TASK TO COMPLETE: Copy each line that holds "text".

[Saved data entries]

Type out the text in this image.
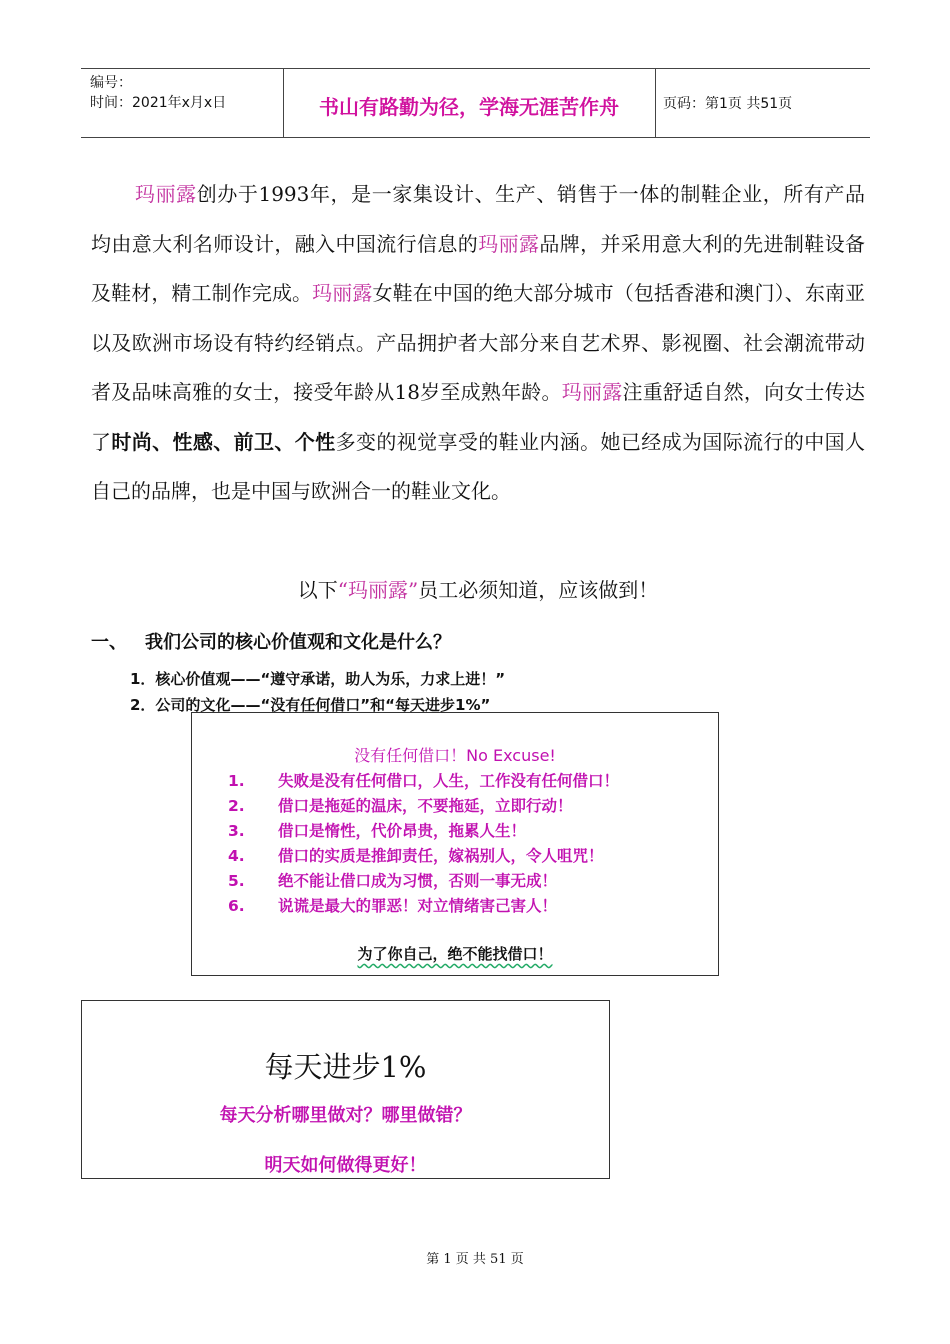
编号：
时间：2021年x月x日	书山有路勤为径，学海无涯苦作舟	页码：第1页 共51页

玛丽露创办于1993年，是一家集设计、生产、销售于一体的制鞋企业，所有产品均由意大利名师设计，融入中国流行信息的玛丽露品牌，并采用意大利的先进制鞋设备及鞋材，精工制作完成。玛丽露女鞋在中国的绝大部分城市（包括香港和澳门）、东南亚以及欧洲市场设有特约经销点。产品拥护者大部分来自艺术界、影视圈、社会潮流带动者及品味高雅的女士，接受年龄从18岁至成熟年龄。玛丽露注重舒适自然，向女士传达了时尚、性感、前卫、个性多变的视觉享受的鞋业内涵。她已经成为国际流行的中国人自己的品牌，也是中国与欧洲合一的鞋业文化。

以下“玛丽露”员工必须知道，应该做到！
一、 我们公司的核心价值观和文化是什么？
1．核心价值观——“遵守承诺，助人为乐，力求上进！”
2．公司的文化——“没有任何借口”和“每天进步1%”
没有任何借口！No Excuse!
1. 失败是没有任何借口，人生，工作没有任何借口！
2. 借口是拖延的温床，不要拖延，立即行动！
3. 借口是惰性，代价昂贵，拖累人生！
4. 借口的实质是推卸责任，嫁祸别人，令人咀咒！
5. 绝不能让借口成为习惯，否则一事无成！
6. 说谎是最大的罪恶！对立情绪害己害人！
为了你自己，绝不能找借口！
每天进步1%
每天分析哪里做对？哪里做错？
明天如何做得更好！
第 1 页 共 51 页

--

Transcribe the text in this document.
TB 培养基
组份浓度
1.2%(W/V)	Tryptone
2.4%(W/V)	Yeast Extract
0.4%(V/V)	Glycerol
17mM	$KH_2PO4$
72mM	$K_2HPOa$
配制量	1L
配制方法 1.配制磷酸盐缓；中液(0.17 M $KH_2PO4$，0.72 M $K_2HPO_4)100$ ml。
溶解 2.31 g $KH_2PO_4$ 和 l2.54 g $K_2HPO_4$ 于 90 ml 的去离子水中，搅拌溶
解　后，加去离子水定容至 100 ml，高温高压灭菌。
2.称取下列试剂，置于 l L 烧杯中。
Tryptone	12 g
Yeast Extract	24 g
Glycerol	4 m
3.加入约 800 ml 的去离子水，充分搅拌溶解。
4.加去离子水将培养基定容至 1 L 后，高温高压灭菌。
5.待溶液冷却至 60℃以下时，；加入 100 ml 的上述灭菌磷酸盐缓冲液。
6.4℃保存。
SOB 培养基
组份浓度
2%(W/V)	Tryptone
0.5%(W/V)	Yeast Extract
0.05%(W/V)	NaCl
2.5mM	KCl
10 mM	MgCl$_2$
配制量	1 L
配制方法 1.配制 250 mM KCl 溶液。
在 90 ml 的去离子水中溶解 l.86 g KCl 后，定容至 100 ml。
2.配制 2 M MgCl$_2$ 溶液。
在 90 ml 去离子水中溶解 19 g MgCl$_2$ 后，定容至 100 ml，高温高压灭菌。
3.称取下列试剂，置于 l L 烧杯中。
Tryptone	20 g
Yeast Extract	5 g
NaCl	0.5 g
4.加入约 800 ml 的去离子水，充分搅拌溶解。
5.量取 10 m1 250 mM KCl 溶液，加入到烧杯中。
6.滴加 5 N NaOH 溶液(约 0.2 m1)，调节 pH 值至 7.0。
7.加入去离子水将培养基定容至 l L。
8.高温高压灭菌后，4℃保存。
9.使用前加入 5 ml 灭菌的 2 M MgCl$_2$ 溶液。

--

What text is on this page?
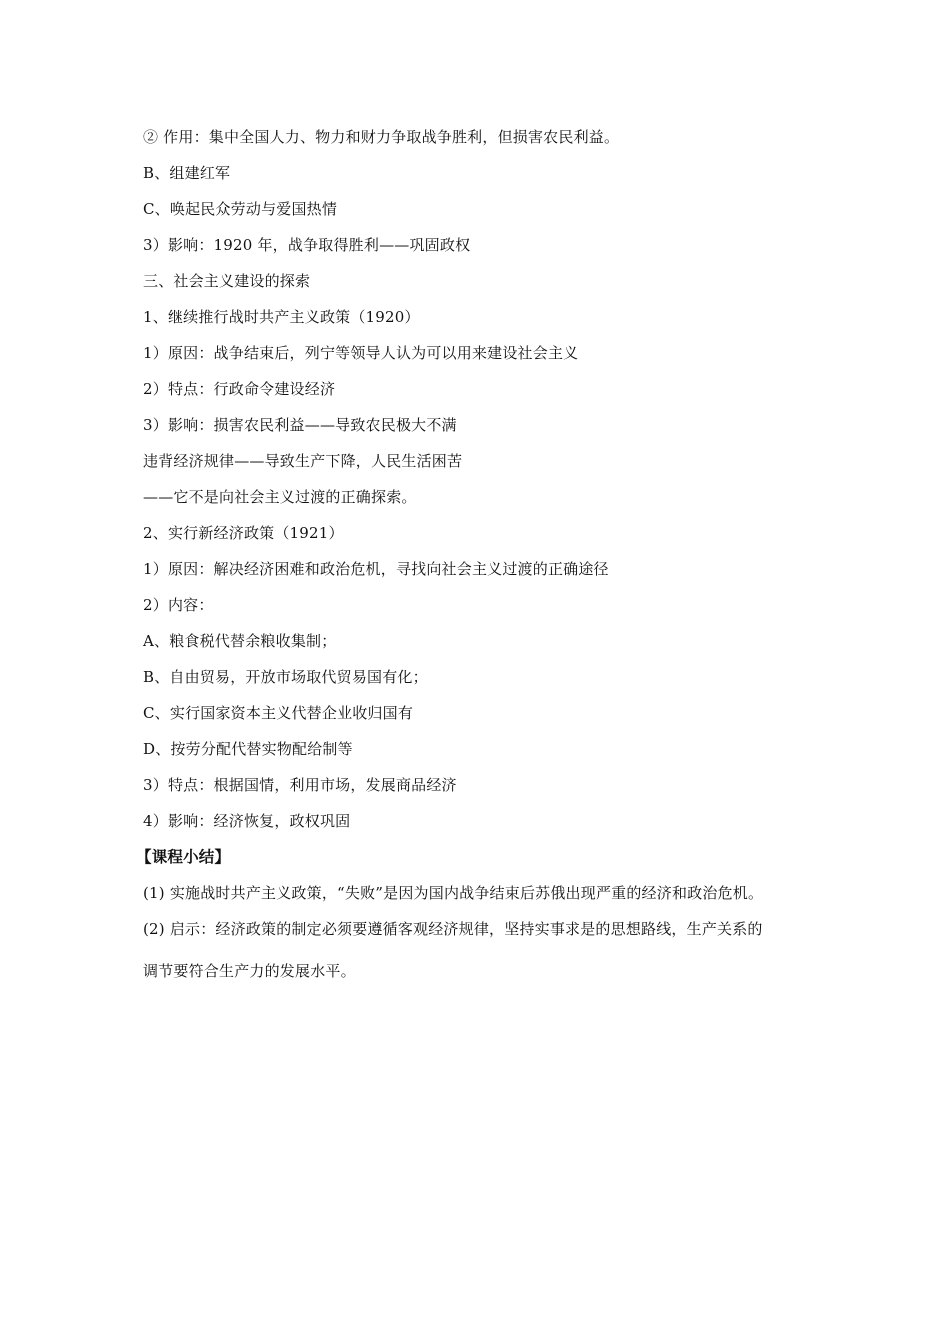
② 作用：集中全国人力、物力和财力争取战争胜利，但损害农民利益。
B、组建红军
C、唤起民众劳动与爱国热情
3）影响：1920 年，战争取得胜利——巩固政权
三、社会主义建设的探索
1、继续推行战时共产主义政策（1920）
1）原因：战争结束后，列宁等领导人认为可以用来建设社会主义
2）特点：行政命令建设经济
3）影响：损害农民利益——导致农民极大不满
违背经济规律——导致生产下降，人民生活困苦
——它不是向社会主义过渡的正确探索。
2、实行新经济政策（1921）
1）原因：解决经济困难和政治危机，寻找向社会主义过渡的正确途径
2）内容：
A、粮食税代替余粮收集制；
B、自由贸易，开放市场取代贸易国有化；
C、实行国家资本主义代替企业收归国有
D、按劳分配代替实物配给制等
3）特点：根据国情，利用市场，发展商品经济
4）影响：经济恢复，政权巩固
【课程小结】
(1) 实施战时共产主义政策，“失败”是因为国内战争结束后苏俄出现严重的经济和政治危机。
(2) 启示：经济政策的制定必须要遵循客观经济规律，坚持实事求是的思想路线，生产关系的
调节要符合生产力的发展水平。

FINAL ANSWER:
Type out the text in this image.
Transcribe the text in this document.
What text is on this page?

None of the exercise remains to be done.